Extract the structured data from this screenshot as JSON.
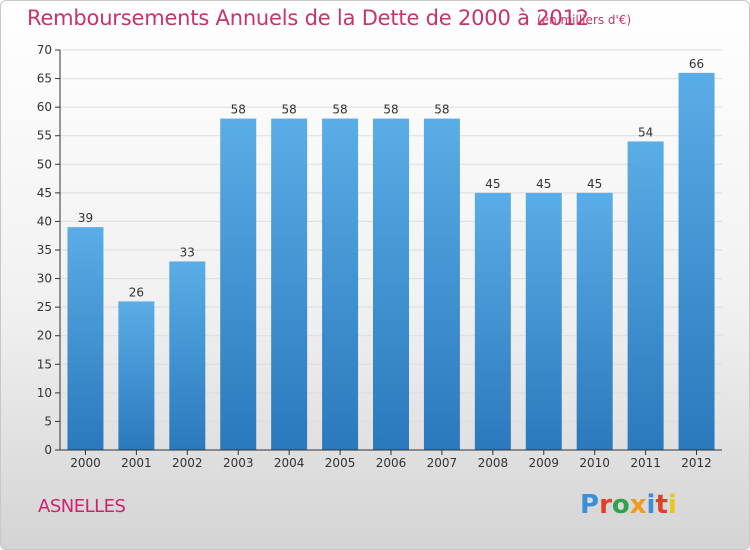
{
  "header": {
    "title": "Remboursements Annuels de la Dette de 2000 à 2012",
    "unit": "(en milliers d'€)"
  },
  "footer": {
    "commune": "ASNELLES",
    "logo": {
      "letters": [
        "P",
        "r",
        "o",
        "x",
        "i",
        "t",
        "i"
      ],
      "colors": [
        "#3a8fd8",
        "#e0402a",
        "#2fa24a",
        "#f39a1e",
        "#3a8fd8",
        "#e0402a",
        "#f2c21c"
      ]
    }
  },
  "colors": {
    "bar_light": "#5aade6",
    "bar_dark": "#2a79bd",
    "axis": "#333333",
    "grid": "#dddddd"
  },
  "chart_data": {
    "type": "bar",
    "categories": [
      "2000",
      "2001",
      "2002",
      "2003",
      "2004",
      "2005",
      "2006",
      "2007",
      "2008",
      "2009",
      "2010",
      "2011",
      "2012"
    ],
    "values": [
      39,
      26,
      33,
      58,
      58,
      58,
      58,
      58,
      45,
      45,
      45,
      54,
      66
    ],
    "ylim": [
      0,
      70
    ],
    "yticks": [
      0,
      5,
      10,
      15,
      20,
      25,
      30,
      35,
      40,
      45,
      50,
      55,
      60,
      65,
      70
    ],
    "title": "Remboursements Annuels de la Dette de 2000 à 2012",
    "xlabel": "",
    "ylabel": "",
    "grid": true
  }
}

What the exercise asks -
Could you repeat all of the material exactly? Pictures should not be copied.

Written solution -
Extract the structured data from this screenshot as JSON.
{
  "header": {
    "title": "Remboursements Annuels de la Dette de 2000 à 2012",
    "unit": "(en milliers d'€)"
  },
  "footer": {
    "commune": "ASNELLES",
    "logo": {
      "letters": [
        "P",
        "r",
        "o",
        "x",
        "i",
        "t",
        "i"
      ],
      "colors": [
        "#3a8fd8",
        "#e0402a",
        "#2fa24a",
        "#f39a1e",
        "#3a8fd8",
        "#e0402a",
        "#f2c21c"
      ]
    }
  },
  "colors": {
    "bar_light": "#5aade6",
    "bar_dark": "#2a79bd",
    "axis": "#333333",
    "grid": "#dddddd"
  },
  "chart_data": {
    "type": "bar",
    "categories": [
      "2000",
      "2001",
      "2002",
      "2003",
      "2004",
      "2005",
      "2006",
      "2007",
      "2008",
      "2009",
      "2010",
      "2011",
      "2012"
    ],
    "values": [
      39,
      26,
      33,
      58,
      58,
      58,
      58,
      58,
      45,
      45,
      45,
      54,
      66
    ],
    "ylim": [
      0,
      70
    ],
    "yticks": [
      0,
      5,
      10,
      15,
      20,
      25,
      30,
      35,
      40,
      45,
      50,
      55,
      60,
      65,
      70
    ],
    "title": "Remboursements Annuels de la Dette de 2000 à 2012",
    "xlabel": "",
    "ylabel": "",
    "grid": true
  }
}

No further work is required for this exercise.